What is asked:
Reproduce the following lines word for word, covering all of the data.

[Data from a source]
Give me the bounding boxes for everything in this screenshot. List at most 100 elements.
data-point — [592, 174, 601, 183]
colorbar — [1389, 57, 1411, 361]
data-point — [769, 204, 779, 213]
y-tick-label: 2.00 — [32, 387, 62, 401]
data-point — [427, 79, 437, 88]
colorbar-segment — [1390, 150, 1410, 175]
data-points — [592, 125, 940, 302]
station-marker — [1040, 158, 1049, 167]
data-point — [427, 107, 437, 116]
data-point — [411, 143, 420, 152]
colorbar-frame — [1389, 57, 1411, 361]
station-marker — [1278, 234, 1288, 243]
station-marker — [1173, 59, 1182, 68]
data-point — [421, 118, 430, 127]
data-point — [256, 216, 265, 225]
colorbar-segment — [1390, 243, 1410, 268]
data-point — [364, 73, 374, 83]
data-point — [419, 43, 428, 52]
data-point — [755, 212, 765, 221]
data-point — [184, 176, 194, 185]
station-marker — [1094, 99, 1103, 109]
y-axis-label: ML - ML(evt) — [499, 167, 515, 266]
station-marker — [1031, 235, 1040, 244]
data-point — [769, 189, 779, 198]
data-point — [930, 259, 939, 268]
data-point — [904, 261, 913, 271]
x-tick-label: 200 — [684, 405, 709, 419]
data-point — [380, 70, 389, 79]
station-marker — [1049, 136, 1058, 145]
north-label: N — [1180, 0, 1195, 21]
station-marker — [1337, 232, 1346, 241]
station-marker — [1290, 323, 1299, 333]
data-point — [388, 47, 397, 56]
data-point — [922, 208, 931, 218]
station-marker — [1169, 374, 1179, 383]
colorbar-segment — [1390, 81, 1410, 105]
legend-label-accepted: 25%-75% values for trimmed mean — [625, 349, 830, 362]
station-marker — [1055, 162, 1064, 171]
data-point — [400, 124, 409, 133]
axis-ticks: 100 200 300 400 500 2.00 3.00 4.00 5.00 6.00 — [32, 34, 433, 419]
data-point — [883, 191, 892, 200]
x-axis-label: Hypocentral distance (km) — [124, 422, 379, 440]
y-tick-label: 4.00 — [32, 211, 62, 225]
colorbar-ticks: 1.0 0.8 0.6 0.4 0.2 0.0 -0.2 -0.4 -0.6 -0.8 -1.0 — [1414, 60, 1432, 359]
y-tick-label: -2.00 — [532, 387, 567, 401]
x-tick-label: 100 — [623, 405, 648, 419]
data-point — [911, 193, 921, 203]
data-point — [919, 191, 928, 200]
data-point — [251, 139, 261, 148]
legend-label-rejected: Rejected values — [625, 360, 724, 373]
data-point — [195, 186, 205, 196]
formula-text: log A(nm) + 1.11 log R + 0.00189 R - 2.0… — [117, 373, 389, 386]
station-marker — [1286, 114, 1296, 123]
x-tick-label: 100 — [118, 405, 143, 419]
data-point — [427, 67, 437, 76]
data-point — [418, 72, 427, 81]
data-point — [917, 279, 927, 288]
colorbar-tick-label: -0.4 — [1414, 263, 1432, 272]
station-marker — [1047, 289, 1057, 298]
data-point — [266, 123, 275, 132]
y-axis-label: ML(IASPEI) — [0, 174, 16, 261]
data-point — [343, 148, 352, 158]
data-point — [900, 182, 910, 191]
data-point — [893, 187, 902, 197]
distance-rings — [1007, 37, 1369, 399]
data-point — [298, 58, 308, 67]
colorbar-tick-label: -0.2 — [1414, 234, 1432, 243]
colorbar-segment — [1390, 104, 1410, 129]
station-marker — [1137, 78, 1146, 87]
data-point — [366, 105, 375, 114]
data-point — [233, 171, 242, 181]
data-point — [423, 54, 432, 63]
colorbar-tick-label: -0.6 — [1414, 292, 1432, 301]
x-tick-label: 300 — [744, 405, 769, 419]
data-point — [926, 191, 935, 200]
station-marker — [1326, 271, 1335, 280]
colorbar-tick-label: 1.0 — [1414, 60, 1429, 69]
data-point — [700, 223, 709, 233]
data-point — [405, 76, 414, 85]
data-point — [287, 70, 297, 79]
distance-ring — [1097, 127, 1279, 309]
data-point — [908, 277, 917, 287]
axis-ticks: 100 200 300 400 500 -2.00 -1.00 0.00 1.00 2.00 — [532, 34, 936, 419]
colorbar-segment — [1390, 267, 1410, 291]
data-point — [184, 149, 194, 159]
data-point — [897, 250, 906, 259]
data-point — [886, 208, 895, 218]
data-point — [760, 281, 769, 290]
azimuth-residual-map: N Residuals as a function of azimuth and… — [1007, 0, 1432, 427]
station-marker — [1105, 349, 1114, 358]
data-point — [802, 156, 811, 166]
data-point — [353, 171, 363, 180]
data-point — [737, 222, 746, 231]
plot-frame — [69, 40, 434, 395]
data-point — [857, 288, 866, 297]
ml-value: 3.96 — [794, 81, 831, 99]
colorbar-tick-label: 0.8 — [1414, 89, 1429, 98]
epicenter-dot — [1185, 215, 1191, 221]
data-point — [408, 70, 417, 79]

Result for this exercise:
Give me the bounding boxes for everything in this screenshot. List at most 100 elements.
data-point — [592, 174, 601, 183]
colorbar — [1389, 57, 1411, 361]
data-point — [769, 204, 779, 213]
y-tick-label: 2.00 — [32, 387, 62, 401]
data-point — [427, 79, 437, 88]
colorbar-segment — [1390, 150, 1410, 175]
data-points — [592, 125, 940, 302]
station-marker — [1040, 158, 1049, 167]
data-point — [427, 107, 437, 116]
data-point — [411, 143, 420, 152]
colorbar-frame — [1389, 57, 1411, 361]
station-marker — [1278, 234, 1288, 243]
station-marker — [1173, 59, 1182, 68]
data-point — [421, 118, 430, 127]
data-point — [256, 216, 265, 225]
colorbar-segment — [1390, 243, 1410, 268]
data-point — [364, 73, 374, 83]
data-point — [419, 43, 428, 52]
data-point — [755, 212, 765, 221]
data-point — [184, 176, 194, 185]
station-marker — [1094, 99, 1103, 109]
y-axis-label: ML - ML(evt) — [499, 167, 515, 266]
station-marker — [1031, 235, 1040, 244]
data-point — [769, 189, 779, 198]
data-point — [930, 259, 939, 268]
data-point — [904, 261, 913, 271]
x-tick-label: 200 — [684, 405, 709, 419]
data-point — [380, 70, 389, 79]
station-marker — [1049, 136, 1058, 145]
north-label: N — [1180, 0, 1195, 21]
station-marker — [1337, 232, 1346, 241]
station-marker — [1290, 323, 1299, 333]
data-point — [388, 47, 397, 56]
data-point — [922, 208, 931, 218]
station-marker — [1169, 374, 1179, 383]
colorbar-segment — [1390, 81, 1410, 105]
legend-label-accepted: 25%-75% values for trimmed mean — [625, 349, 830, 362]
station-marker — [1055, 162, 1064, 171]
data-point — [400, 124, 409, 133]
axis-ticks: 100 200 300 400 500 2.00 3.00 4.00 5.00 6.00 — [32, 34, 433, 419]
data-point — [883, 191, 892, 200]
x-axis-label: Hypocentral distance (km) — [124, 422, 379, 440]
y-tick-label: 4.00 — [32, 211, 62, 225]
colorbar-ticks: 1.0 0.8 0.6 0.4 0.2 0.0 -0.2 -0.4 -0.6 -0.8 -1.0 — [1414, 60, 1432, 359]
y-tick-label: -2.00 — [532, 387, 567, 401]
x-tick-label: 100 — [623, 405, 648, 419]
data-point — [911, 193, 921, 203]
data-point — [919, 191, 928, 200]
data-point — [251, 139, 261, 148]
legend-label-rejected: Rejected values — [625, 360, 724, 373]
data-point — [195, 186, 205, 196]
formula-text: log A(nm) + 1.11 log R + 0.00189 R - 2.0… — [117, 373, 389, 386]
station-marker — [1286, 114, 1296, 123]
x-tick-label: 100 — [118, 405, 143, 419]
data-point — [427, 67, 437, 76]
data-point — [418, 72, 427, 81]
data-point — [917, 279, 927, 288]
colorbar-tick-label: -0.4 — [1414, 263, 1432, 272]
station-marker — [1047, 289, 1057, 298]
data-point — [266, 123, 275, 132]
y-axis-label: ML(IASPEI) — [0, 174, 16, 261]
data-point — [343, 148, 352, 158]
data-point — [900, 182, 910, 191]
data-point — [893, 187, 902, 197]
distance-rings — [1007, 37, 1369, 399]
data-point — [298, 58, 308, 67]
colorbar-tick-label: -0.2 — [1414, 234, 1432, 243]
colorbar-segment — [1390, 104, 1410, 129]
station-marker — [1137, 78, 1146, 87]
data-point — [366, 105, 375, 114]
data-point — [233, 171, 242, 181]
data-point — [423, 54, 432, 63]
colorbar-tick-label: -0.6 — [1414, 292, 1432, 301]
x-tick-label: 300 — [744, 405, 769, 419]
data-point — [926, 191, 935, 200]
station-marker — [1326, 271, 1335, 280]
colorbar-tick-label: 1.0 — [1414, 60, 1429, 69]
data-point — [700, 223, 709, 233]
data-point — [405, 76, 414, 85]
data-point — [287, 70, 297, 79]
distance-ring — [1097, 127, 1279, 309]
data-point — [908, 277, 917, 287]
axis-ticks: 100 200 300 400 500 -2.00 -1.00 0.00 1.00 2.00 — [532, 34, 936, 419]
colorbar-segment — [1390, 267, 1410, 291]
data-point — [184, 149, 194, 159]
data-point — [897, 250, 906, 259]
data-point — [886, 208, 895, 218]
data-point — [760, 281, 769, 290]
azimuth-residual-map: N Residuals as a function of azimuth and… — [1007, 0, 1432, 427]
station-marker — [1105, 349, 1114, 358]
data-point — [802, 156, 811, 166]
data-point — [353, 171, 363, 180]
data-point — [737, 222, 746, 231]
plot-frame — [69, 40, 434, 395]
data-point — [857, 288, 866, 297]
ml-value: 3.96 — [794, 81, 831, 99]
colorbar-tick-label: 0.8 — [1414, 89, 1429, 98]
epicenter-dot — [1185, 215, 1191, 221]
data-point — [408, 70, 417, 79]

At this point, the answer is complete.